**Data to process**

----------

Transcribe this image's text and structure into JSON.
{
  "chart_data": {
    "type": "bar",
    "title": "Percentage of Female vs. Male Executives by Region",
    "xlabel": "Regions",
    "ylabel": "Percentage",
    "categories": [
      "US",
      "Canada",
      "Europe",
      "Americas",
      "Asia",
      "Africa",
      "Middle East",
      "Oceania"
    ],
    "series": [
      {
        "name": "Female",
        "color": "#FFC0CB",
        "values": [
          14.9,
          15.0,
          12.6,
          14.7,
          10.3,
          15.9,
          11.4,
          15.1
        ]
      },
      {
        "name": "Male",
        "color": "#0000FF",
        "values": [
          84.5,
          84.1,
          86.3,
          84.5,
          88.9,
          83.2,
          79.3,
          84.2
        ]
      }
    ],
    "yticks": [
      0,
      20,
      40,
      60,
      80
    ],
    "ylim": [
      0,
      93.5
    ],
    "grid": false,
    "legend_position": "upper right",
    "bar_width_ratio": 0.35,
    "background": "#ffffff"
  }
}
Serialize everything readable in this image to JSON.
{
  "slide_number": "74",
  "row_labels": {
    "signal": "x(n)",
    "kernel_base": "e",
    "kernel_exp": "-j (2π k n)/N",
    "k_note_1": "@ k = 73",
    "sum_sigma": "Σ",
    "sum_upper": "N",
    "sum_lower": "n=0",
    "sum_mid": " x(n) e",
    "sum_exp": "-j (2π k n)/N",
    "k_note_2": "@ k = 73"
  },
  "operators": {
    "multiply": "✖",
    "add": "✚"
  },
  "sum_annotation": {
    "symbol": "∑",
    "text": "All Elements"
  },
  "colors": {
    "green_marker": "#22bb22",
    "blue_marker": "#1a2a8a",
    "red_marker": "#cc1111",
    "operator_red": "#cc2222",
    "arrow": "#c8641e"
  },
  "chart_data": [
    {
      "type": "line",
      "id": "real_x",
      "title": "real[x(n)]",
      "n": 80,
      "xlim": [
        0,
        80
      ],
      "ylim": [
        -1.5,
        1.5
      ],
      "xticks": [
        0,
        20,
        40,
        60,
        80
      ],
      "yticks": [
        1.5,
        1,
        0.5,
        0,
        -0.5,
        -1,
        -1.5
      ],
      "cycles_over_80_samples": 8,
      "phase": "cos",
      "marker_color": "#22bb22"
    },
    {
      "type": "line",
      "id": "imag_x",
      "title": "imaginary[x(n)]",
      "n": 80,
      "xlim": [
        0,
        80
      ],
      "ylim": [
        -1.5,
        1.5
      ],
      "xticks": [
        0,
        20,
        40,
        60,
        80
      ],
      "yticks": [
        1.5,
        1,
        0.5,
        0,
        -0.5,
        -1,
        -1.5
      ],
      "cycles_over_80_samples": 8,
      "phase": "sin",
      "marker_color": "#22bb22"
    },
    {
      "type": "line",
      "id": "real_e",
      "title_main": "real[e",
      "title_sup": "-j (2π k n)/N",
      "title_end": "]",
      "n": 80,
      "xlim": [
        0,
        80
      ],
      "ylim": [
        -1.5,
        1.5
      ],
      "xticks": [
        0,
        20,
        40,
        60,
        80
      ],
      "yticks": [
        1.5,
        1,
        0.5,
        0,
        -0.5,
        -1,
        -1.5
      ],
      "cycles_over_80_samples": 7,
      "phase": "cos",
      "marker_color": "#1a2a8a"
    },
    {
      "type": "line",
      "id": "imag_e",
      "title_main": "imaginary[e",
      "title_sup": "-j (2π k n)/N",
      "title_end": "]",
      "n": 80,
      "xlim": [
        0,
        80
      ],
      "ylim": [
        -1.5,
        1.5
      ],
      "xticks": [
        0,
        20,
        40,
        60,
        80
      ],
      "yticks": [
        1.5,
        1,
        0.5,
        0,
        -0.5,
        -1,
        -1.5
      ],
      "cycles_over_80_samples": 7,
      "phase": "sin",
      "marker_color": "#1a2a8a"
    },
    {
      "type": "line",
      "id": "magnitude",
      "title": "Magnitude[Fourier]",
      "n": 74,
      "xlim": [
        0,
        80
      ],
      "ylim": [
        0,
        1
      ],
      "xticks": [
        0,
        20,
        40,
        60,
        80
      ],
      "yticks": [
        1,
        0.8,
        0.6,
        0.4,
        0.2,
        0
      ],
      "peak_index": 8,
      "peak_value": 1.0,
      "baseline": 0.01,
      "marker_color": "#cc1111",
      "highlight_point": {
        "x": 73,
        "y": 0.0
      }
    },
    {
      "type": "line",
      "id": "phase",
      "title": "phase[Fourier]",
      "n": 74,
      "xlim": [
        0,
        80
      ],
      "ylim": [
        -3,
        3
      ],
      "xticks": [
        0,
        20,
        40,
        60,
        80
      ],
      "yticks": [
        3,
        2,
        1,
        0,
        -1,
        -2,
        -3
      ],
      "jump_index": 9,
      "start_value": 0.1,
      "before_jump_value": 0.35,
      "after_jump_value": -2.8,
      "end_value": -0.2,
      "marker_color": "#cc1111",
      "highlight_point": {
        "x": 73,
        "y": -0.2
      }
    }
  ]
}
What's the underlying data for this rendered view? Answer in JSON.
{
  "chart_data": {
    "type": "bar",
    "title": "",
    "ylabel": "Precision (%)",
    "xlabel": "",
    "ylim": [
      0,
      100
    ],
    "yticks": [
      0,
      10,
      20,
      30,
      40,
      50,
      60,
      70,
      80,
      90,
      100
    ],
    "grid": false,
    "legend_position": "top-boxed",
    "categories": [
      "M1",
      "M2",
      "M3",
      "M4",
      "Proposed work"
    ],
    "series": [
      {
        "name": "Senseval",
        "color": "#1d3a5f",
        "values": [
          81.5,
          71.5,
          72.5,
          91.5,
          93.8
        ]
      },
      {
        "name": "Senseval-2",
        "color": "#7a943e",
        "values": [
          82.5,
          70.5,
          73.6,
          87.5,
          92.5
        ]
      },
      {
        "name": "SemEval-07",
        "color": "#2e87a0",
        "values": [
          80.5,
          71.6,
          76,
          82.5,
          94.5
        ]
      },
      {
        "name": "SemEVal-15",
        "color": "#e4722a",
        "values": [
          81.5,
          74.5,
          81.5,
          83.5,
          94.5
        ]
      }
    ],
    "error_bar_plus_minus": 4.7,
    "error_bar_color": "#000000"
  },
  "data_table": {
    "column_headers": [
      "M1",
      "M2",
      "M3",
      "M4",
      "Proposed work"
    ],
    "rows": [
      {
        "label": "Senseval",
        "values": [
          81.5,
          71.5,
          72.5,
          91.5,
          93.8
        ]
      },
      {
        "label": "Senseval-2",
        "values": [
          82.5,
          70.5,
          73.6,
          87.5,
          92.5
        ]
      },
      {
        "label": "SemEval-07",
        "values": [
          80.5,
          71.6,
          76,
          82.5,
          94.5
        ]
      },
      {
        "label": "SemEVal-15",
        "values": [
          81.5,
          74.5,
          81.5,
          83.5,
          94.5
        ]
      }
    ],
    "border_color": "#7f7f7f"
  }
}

----------

**What to work on**
In the records shown above, how many lines include the word "imaginary"? Answer with the number only.

**Written solution**
2